> [WHAT YOU ARE ASKED TO DO]:
What you return should match every record exactly, with the images removed.

> [RECORD EXTRACTS]:
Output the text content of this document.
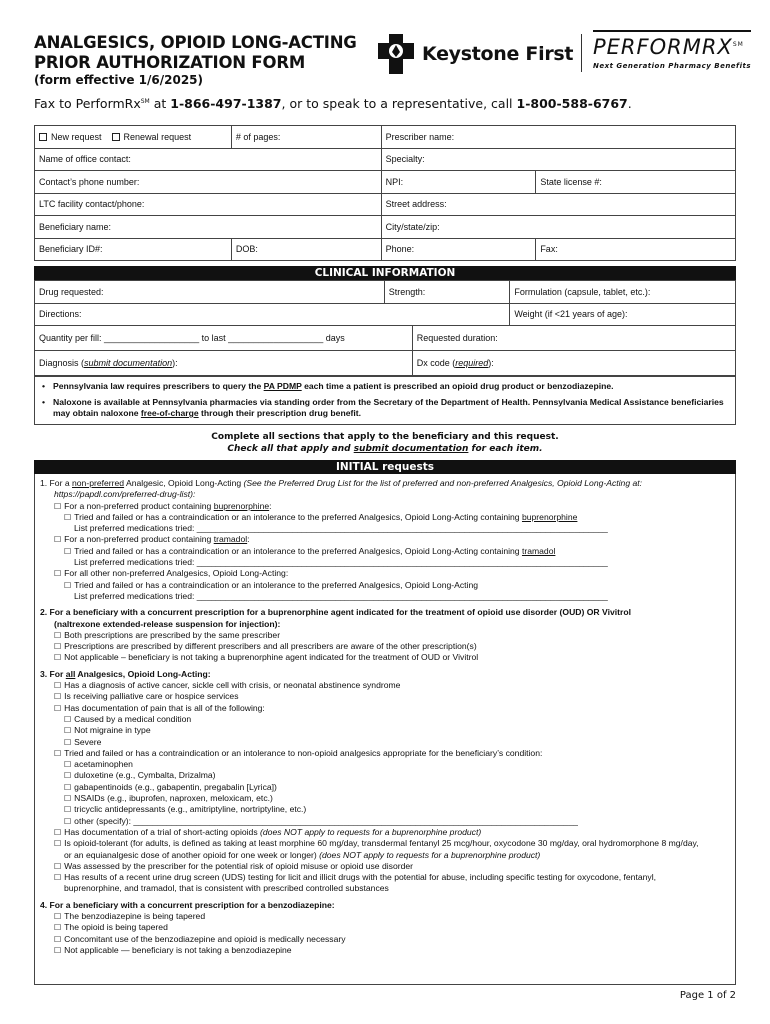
ANALGESICS, OPIOID LONG-ACTING
PRIOR AUTHORIZATION FORM
(form effective 1/6/2025)
Fax to PerformRx℠ at 1-866-497-1387, or to speak to a representative, call 1-800-588-6767.
Keystone First PERFORMRX℠
Next Generation Pharmacy Benefits
New request Renewal request	# of pages:	Prescriber name:	
Name of office contact:		Specialty:	
Contact’s phone number:		NPI:	State license #:
LTC facility contact/phone:		Street address:	
Beneficiary name:		City/state/zip:	
Beneficiary ID#:	DOB:	Phone:	Fax:
CLINICAL INFORMATION
Drug requested:	Strength:		Formulation (capsule, tablet, etc.):
Directions:			Weight (if <21 years of age):
Quantity per fill: ___________________ to last ___________________ days		Requested duration:	
Diagnosis (submit documentation):		Dx code (required):	
• Pennsylvania law requires prescribers to query the PA PDMP each time a patient is prescribed an opioid drug product or benzodiazepine.
• Naloxone is available at Pennsylvania pharmacies via standing order from the Secretary of the Department of Health. Pennsylvania Medical Assistance beneficiaries
may obtain naloxone free-of-charge through their prescription drug benefit.
Complete all sections that apply to the beneficiary and this request.
Check all that apply and submit documentation for each item.
INITIAL requests
1. For a non-preferred Analgesic, Opioid Long-Acting (See the Preferred Drug List for the list of preferred and non-preferred Analgesics, Opioid Long-Acting at:
https://papdl.com/preferred-drug-list):
☐ For a non-preferred product containing buprenorphine:
☐ Tried and failed or has a contraindication or an intolerance to the preferred Analgesics, Opioid Long-Acting containing buprenorphine
List preferred medications tried: ______________________________________________________________________________________
☐ For a non-preferred product containing tramadol:
☐ Tried and failed or has a contraindication or an intolerance to the preferred Analgesics, Opioid Long-Acting containing tramadol
List preferred medications tried: ______________________________________________________________________________________
☐ For all other non-preferred Analgesics, Opioid Long-Acting:
☐ Tried and failed or has a contraindication or an intolerance to the preferred Analgesics, Opioid Long-Acting
List preferred medications tried: ______________________________________________________________________________________
2. For a beneficiary with a concurrent prescription for a buprenorphine agent indicated for the treatment of opioid use disorder (OUD) OR Vivitrol
(naltrexone extended-release suspension for injection):
☐ Both prescriptions are prescribed by the same prescriber
☐ Prescriptions are prescribed by different prescribers and all prescribers are aware of the other prescription(s)
☐ Not applicable – beneficiary is not taking a buprenorphine agent indicated for the treatment of OUD or Vivitrol
3. For all Analgesics, Opioid Long-Acting:
☐ Has a diagnosis of active cancer, sickle cell with crisis, or neonatal abstinence syndrome
☐ Is receiving palliative care or hospice services
☐ Has documentation of pain that is all of the following:
☐ Caused by a medical condition
☐ Not migraine in type
☐ Severe
☐ Tried and failed or has a contraindication or an intolerance to non-opioid analgesics appropriate for the beneficiary’s condition:
☐ acetaminophen
☐ duloxetine (e.g., Cymbalta, Drizalma)
☐ gabapentinoids (e.g., gabapentin, pregabalin [Lyrica])
☐ NSAIDs (e.g., ibuprofen, naproxen, meloxicam, etc.)
☐ tricyclic antidepressants (e.g., amitriptyline, nortriptyline, etc.)
☐ other (specify): _____________________________________________________________________________________________
☐ Has documentation of a trial of short-acting opioids (does NOT apply to requests for a buprenorphine product)
☐ Is opioid-tolerant (for adults, is defined as taking at least morphine 60 mg/day, transdermal fentanyl 25 mcg/hour, oxycodone 30 mg/day, oral hydromorphone 8 mg/day,
or an equianalgesic dose of another opioid for one week or longer) (does NOT apply to requests for a buprenorphine product)
☐ Was assessed by the prescriber for the potential risk of opioid misuse or opioid use disorder
☐ Has results of a recent urine drug screen (UDS) testing for licit and illicit drugs with the potential for abuse, including specific testing for oxycodone, fentanyl,
buprenorphine, and tramadol, that is consistent with prescribed controlled substances
4. For a beneficiary with a concurrent prescription for a benzodiazepine:
☐ The benzodiazepine is being tapered
☐ The opioid is being tapered
☐ Concomitant use of the benzodiazepine and opioid is medically necessary
☐ Not applicable — beneficiary is not taking a benzodiazepine
Page 1 of 2
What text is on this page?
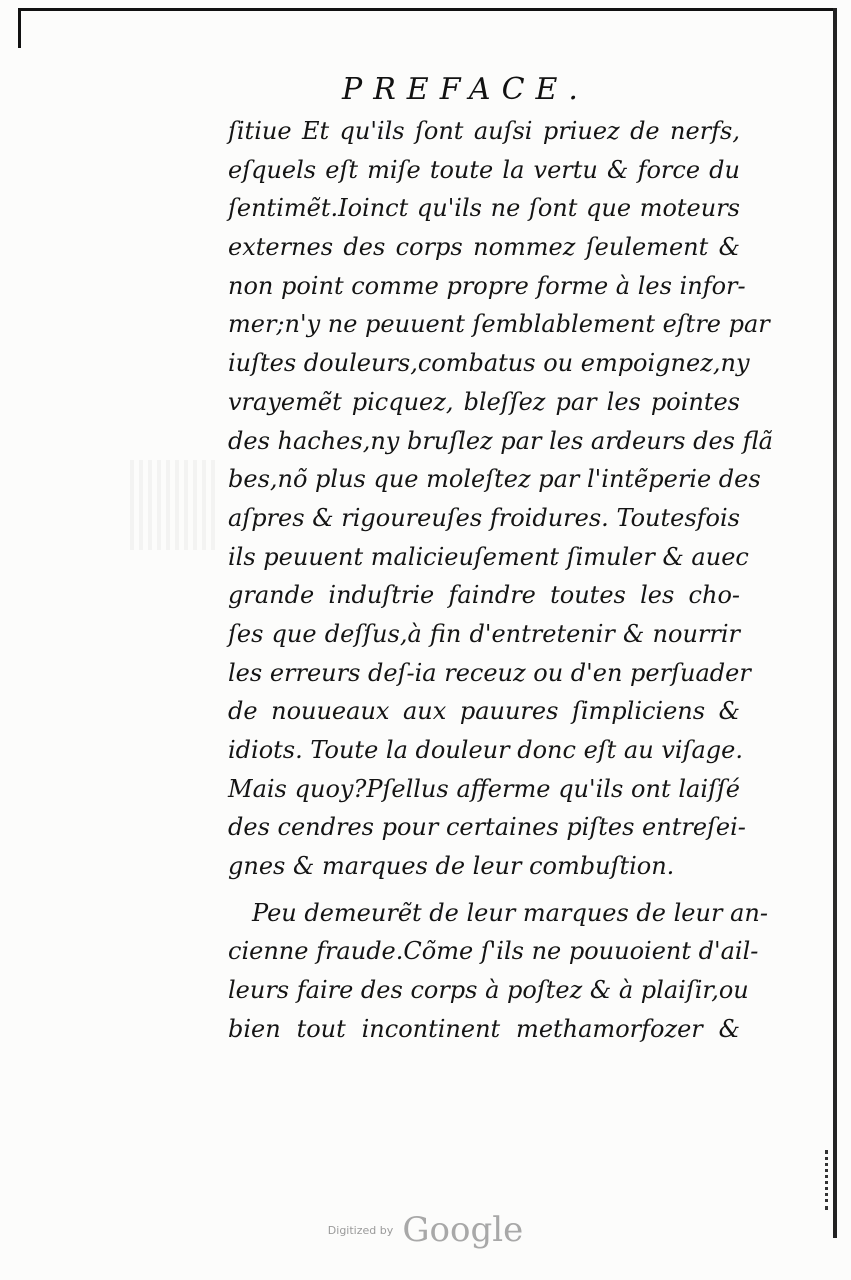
PREFACE.
ſitiue Et qu'ils ſont auſsi priuez de nerfs,
eſquels eſt miſe toute la vertu & force du
ſentimẽt.Ioinct qu'ils ne ſont que moteurs
externes des corps nommez ſeulement &
non point comme propre forme à les infor-
mer;n'y ne peuuent ſemblablement eſtre par
iuſtes douleurs,combatus ou empoignez,ny
vrayemẽt picquez, bleſſez par les pointes
des haches,ny bruſlez par les ardeurs des flã
bes,nõ plus que moleſtez par l'intẽperie des
aſpres & rigoureuſes froidures. Toutesfois
ils peuuent malicieuſement ſimuler & auec
grande induſtrie faindre toutes les cho-
ſes que deſſus,à fin d'entretenir & nourrir
les erreurs deſ-ia receuz ou d'en perſuader
de nouueaux aux pauures ſimpliciens &
idiots. Toute la douleur donc eſt au viſage.
Mais quoy?Pſellus afferme qu'ils ont laiſſé
des cendres pour certaines piſtes entreſei-
gnes & marques de leur combuſtion.
Peu demeurẽt de leur marques de leur an-
cienne fraude.Cõme ſ'ils ne pouuoient d'ail-
leurs faire des corps à poſtez & à plaiſir,ou
bien tout incontinent methamorfozer &
Digitized by Google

> [EXPECTED ANSWER]:
Output the text content of this document.
ANALGESICS, OPIOID LONG-ACTING
PRIOR AUTHORIZATION FORM
(form effective 1/6/2025)
Fax to PerformRx℠ at 1-866-497-1387, or to speak to a representative, call 1-800-588-6767.
Keystone First PERFORMRX℠
Next Generation Pharmacy Benefits
New request Renewal request	# of pages:	Prescriber name:	
Name of office contact:		Specialty:	
Contact’s phone number:		NPI:	State license #:
LTC facility contact/phone:		Street address:	
Beneficiary name:		City/state/zip:	
Beneficiary ID#:	DOB:	Phone:	Fax:
CLINICAL INFORMATION
Drug requested:	Strength:		Formulation (capsule, tablet, etc.):
Directions:			Weight (if <21 years of age):
Quantity per fill: ___________________ to last ___________________ days		Requested duration:	
Diagnosis (submit documentation):		Dx code (required):	
• Pennsylvania law requires prescribers to query the PA PDMP each time a patient is prescribed an opioid drug product or benzodiazepine.
• Naloxone is available at Pennsylvania pharmacies via standing order from the Secretary of the Department of Health. Pennsylvania Medical Assistance beneficiaries
may obtain naloxone free-of-charge through their prescription drug benefit.
Complete all sections that apply to the beneficiary and this request.
Check all that apply and submit documentation for each item.
INITIAL requests
1. For a non-preferred Analgesic, Opioid Long-Acting (See the Preferred Drug List for the list of preferred and non-preferred Analgesics, Opioid Long-Acting at:
https://papdl.com/preferred-drug-list):
☐ For a non-preferred product containing buprenorphine:
☐ Tried and failed or has a contraindication or an intolerance to the preferred Analgesics, Opioid Long-Acting containing buprenorphine
List preferred medications tried: ______________________________________________________________________________________
☐ For a non-preferred product containing tramadol:
☐ Tried and failed or has a contraindication or an intolerance to the preferred Analgesics, Opioid Long-Acting containing tramadol
List preferred medications tried: ______________________________________________________________________________________
☐ For all other non-preferred Analgesics, Opioid Long-Acting:
☐ Tried and failed or has a contraindication or an intolerance to the preferred Analgesics, Opioid Long-Acting
List preferred medications tried: ______________________________________________________________________________________
2. For a beneficiary with a concurrent prescription for a buprenorphine agent indicated for the treatment of opioid use disorder (OUD) OR Vivitrol
(naltrexone extended-release suspension for injection):
☐ Both prescriptions are prescribed by the same prescriber
☐ Prescriptions are prescribed by different prescribers and all prescribers are aware of the other prescription(s)
☐ Not applicable – beneficiary is not taking a buprenorphine agent indicated for the treatment of OUD or Vivitrol
3. For all Analgesics, Opioid Long-Acting:
☐ Has a diagnosis of active cancer, sickle cell with crisis, or neonatal abstinence syndrome
☐ Is receiving palliative care or hospice services
☐ Has documentation of pain that is all of the following:
☐ Caused by a medical condition
☐ Not migraine in type
☐ Severe
☐ Tried and failed or has a contraindication or an intolerance to non-opioid analgesics appropriate for the beneficiary’s condition:
☐ acetaminophen
☐ duloxetine (e.g., Cymbalta, Drizalma)
☐ gabapentinoids (e.g., gabapentin, pregabalin [Lyrica])
☐ NSAIDs (e.g., ibuprofen, naproxen, meloxicam, etc.)
☐ tricyclic antidepressants (e.g., amitriptyline, nortriptyline, etc.)
☐ other (specify): _____________________________________________________________________________________________
☐ Has documentation of a trial of short-acting opioids (does NOT apply to requests for a buprenorphine product)
☐ Is opioid-tolerant (for adults, is defined as taking at least morphine 60 mg/day, transdermal fentanyl 25 mcg/hour, oxycodone 30 mg/day, oral hydromorphone 8 mg/day,
or an equianalgesic dose of another opioid for one week or longer) (does NOT apply to requests for a buprenorphine product)
☐ Was assessed by the prescriber for the potential risk of opioid misuse or opioid use disorder
☐ Has results of a recent urine drug screen (UDS) testing for licit and illicit drugs with the potential for abuse, including specific testing for oxycodone, fentanyl,
buprenorphine, and tramadol, that is consistent with prescribed controlled substances
4. For a beneficiary with a concurrent prescription for a benzodiazepine:
☐ The benzodiazepine is being tapered
☐ The opioid is being tapered
☐ Concomitant use of the benzodiazepine and opioid is medically necessary
☐ Not applicable — beneficiary is not taking a benzodiazepine
Page 1 of 2
What text is on this page?
PREFACE.
ſitiue Et qu'ils ſont auſsi priuez de nerfs,
eſquels eſt miſe toute la vertu & force du
ſentimẽt.Ioinct qu'ils ne ſont que moteurs
externes des corps nommez ſeulement &
non point comme propre forme à les infor-
mer;n'y ne peuuent ſemblablement eſtre par
iuſtes douleurs,combatus ou empoignez,ny
vrayemẽt picquez, bleſſez par les pointes
des haches,ny bruſlez par les ardeurs des flã
bes,nõ plus que moleſtez par l'intẽperie des
aſpres & rigoureuſes froidures. Toutesfois
ils peuuent malicieuſement ſimuler & auec
grande induſtrie faindre toutes les cho-
ſes que deſſus,à fin d'entretenir & nourrir
les erreurs deſ-ia receuz ou d'en perſuader
de nouueaux aux pauures ſimpliciens &
idiots. Toute la douleur donc eſt au viſage.
Mais quoy?Pſellus afferme qu'ils ont laiſſé
des cendres pour certaines piſtes entreſei-
gnes & marques de leur combuſtion.
Peu demeurẽt de leur marques de leur an-
cienne fraude.Cõme ſ'ils ne pouuoient d'ail-
leurs faire des corps à poſtez & à plaiſir,ou
bien tout incontinent methamorfozer &
Digitized by Google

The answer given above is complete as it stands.